START EXERCISE MATERIAL
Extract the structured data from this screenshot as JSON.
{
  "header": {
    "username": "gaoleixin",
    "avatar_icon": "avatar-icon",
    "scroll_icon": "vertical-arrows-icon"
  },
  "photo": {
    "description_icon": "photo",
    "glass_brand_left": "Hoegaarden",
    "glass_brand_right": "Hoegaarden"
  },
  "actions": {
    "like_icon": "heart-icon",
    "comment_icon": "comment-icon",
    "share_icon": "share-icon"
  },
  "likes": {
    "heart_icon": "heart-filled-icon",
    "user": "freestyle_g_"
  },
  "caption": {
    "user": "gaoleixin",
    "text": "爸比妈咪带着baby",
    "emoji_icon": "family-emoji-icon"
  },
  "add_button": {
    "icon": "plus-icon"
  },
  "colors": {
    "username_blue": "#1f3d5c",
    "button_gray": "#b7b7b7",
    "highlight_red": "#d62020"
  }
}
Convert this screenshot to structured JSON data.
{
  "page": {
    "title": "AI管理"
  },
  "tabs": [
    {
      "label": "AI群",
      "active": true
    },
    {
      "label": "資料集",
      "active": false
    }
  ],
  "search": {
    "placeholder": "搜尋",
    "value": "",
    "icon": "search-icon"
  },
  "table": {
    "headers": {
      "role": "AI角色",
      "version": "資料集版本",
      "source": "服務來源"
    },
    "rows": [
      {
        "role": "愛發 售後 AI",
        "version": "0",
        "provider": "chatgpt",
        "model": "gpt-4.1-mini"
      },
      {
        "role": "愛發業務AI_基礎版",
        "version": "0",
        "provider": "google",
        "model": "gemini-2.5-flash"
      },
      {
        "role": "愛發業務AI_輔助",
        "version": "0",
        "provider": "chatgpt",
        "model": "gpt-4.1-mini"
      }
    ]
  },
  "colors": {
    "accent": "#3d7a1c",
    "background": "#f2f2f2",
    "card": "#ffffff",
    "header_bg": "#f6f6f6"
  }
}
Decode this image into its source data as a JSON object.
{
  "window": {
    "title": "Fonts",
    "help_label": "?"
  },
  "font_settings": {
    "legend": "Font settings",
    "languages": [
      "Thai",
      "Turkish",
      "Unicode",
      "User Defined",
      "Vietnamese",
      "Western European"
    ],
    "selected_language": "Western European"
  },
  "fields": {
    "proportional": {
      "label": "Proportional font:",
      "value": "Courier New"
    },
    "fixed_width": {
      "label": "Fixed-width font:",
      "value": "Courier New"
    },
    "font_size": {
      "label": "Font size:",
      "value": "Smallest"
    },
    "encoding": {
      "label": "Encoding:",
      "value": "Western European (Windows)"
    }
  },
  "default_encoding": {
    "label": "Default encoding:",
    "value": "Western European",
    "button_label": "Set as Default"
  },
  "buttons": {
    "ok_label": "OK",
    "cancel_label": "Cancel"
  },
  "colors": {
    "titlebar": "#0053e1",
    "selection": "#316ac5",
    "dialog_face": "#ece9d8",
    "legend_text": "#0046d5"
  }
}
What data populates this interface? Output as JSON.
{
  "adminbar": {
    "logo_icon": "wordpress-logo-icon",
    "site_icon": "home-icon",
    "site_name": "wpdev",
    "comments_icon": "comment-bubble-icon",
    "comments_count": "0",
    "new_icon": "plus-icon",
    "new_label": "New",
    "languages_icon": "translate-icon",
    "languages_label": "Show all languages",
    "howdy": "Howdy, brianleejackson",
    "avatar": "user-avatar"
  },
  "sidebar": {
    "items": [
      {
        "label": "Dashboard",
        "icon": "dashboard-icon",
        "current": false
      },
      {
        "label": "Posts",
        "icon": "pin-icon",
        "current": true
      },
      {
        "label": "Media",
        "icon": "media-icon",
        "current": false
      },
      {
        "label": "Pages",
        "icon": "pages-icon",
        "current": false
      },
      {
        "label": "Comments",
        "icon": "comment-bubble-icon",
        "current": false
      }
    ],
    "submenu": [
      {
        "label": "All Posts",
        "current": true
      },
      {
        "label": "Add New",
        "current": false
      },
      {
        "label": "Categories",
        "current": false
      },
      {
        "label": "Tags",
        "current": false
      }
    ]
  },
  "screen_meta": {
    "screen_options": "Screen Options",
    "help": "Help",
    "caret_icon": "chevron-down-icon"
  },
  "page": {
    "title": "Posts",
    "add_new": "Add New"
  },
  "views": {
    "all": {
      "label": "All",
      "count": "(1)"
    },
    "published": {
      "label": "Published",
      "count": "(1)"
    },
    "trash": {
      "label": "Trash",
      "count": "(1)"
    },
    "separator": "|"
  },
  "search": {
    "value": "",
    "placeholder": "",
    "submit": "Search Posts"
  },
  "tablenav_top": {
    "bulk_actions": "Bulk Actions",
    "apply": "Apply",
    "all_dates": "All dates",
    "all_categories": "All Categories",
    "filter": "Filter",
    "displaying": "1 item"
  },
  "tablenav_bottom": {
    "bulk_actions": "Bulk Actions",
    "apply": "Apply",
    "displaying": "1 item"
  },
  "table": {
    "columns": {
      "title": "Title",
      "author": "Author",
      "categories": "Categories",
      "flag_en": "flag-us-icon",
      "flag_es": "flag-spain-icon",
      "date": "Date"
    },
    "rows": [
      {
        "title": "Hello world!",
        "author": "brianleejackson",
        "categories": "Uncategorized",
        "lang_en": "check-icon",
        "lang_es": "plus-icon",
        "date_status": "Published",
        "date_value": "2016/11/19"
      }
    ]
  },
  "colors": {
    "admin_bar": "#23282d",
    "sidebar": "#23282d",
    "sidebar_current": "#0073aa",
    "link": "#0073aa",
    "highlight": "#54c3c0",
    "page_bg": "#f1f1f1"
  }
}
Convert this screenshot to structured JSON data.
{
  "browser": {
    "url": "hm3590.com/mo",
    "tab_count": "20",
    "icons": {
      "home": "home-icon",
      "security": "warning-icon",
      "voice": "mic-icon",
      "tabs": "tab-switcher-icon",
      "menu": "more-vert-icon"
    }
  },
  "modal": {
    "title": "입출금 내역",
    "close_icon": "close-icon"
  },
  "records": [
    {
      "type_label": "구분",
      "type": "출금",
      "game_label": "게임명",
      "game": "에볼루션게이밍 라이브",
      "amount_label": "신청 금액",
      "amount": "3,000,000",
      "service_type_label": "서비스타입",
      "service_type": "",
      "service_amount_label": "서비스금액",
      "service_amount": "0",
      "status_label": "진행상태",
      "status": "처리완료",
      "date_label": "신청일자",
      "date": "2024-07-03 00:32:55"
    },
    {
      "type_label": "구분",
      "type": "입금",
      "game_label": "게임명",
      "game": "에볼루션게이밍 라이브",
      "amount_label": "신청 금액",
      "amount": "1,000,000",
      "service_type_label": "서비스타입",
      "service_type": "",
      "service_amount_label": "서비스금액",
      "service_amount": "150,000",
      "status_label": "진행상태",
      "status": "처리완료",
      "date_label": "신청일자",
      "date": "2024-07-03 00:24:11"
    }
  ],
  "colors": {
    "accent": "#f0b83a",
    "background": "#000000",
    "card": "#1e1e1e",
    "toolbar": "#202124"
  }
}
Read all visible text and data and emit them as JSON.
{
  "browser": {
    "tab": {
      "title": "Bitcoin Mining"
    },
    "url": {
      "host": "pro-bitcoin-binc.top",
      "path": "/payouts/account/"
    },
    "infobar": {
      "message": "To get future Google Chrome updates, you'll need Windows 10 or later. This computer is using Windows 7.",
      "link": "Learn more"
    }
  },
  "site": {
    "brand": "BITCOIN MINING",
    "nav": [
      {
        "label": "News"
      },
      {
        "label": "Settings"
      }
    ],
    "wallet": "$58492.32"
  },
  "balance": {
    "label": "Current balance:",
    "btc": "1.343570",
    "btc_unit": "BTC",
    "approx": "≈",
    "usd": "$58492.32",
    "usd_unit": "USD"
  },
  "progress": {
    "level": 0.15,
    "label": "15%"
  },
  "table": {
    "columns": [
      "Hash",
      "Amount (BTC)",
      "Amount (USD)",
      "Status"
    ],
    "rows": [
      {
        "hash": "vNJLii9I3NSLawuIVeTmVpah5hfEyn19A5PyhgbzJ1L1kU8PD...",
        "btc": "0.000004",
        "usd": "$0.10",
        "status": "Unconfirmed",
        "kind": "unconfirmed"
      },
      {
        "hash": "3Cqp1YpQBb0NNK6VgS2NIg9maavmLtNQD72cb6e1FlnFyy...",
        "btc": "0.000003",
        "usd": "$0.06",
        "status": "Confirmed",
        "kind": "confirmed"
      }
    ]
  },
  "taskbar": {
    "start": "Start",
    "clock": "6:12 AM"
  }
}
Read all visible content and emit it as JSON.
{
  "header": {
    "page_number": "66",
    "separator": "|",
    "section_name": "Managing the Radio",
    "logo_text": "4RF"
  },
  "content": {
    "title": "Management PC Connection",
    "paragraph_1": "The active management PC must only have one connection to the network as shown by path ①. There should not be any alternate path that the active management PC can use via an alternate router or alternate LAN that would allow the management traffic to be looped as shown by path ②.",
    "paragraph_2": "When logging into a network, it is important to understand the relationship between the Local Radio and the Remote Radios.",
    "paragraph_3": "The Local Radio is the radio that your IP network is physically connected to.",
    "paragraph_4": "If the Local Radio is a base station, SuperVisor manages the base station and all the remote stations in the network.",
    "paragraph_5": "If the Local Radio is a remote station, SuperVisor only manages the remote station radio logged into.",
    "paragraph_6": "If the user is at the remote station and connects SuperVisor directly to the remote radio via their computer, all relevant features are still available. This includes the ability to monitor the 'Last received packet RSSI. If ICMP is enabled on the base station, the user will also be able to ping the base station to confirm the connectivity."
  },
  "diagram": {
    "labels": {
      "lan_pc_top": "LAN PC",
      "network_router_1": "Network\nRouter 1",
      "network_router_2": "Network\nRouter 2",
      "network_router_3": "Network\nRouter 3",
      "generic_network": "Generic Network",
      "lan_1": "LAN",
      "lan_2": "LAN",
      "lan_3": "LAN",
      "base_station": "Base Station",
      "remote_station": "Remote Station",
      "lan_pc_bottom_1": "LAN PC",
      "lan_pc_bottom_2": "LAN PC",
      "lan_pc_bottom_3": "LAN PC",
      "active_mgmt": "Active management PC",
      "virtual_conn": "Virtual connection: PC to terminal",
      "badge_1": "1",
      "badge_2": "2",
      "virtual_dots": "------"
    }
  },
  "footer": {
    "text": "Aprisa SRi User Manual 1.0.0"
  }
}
END EXERCISE MATERIAL
In the records above, find each line holding "that" and copy it.

    "paragraph_1": "The active management PC must only have one connection to the network as shown by path ①. There should not be any alternate path that the active management PC can use via an alternate router or alternate LAN that would allow the management traffic to be looped as shown by path ②.",
    "paragraph_3": "The Local Radio is the radio that your IP network is physically connected to.",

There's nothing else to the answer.